*Exercise*.
Each entry should be quoted word for word, including every mark of punctuation.

─── Input material

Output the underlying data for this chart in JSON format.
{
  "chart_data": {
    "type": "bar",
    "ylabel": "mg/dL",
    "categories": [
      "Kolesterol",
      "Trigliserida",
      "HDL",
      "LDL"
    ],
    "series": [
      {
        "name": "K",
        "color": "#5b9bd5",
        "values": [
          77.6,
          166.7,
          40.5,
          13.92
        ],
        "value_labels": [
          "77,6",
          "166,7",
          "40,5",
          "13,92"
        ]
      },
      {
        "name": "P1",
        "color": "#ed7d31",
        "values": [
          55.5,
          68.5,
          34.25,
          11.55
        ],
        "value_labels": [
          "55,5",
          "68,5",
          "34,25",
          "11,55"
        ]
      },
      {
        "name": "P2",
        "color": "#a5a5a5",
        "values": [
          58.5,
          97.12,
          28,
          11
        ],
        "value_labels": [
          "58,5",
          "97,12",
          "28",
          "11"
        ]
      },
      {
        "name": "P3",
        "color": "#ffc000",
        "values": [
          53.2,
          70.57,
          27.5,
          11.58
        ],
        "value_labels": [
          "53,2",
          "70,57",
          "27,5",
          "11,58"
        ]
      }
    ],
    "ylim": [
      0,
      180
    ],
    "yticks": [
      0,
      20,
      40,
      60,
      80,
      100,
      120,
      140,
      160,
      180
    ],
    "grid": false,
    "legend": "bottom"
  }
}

──────

*Result for this task*.
Output the underlying data for this chart in JSON format.
{
  "chart_data": {
    "type": "bar",
    "ylabel": "mg/dL",
    "categories": [
      "Kolesterol",
      "Trigliserida",
      "HDL",
      "LDL"
    ],
    "series": [
      {
        "name": "K",
        "color": "#5b9bd5",
        "values": [
          77.6,
          166.7,
          40.5,
          13.92
        ],
        "value_labels": [
          "77,6",
          "166,7",
          "40,5",
          "13,92"
        ]
      },
      {
        "name": "P1",
        "color": "#ed7d31",
        "values": [
          55.5,
          68.5,
          34.25,
          11.55
        ],
        "value_labels": [
          "55,5",
          "68,5",
          "34,25",
          "11,55"
        ]
      },
      {
        "name": "P2",
        "color": "#a5a5a5",
        "values": [
          58.5,
          97.12,
          28,
          11
        ],
        "value_labels": [
          "58,5",
          "97,12",
          "28",
          "11"
        ]
      },
      {
        "name": "P3",
        "color": "#ffc000",
        "values": [
          53.2,
          70.57,
          27.5,
          11.58
        ],
        "value_labels": [
          "53,2",
          "70,57",
          "27,5",
          "11,58"
        ]
      }
    ],
    "ylim": [
      0,
      180
    ],
    "yticks": [
      0,
      20,
      40,
      60,
      80,
      100,
      120,
      140,
      160,
      180
    ],
    "grid": false,
    "legend": "bottom"
  }
}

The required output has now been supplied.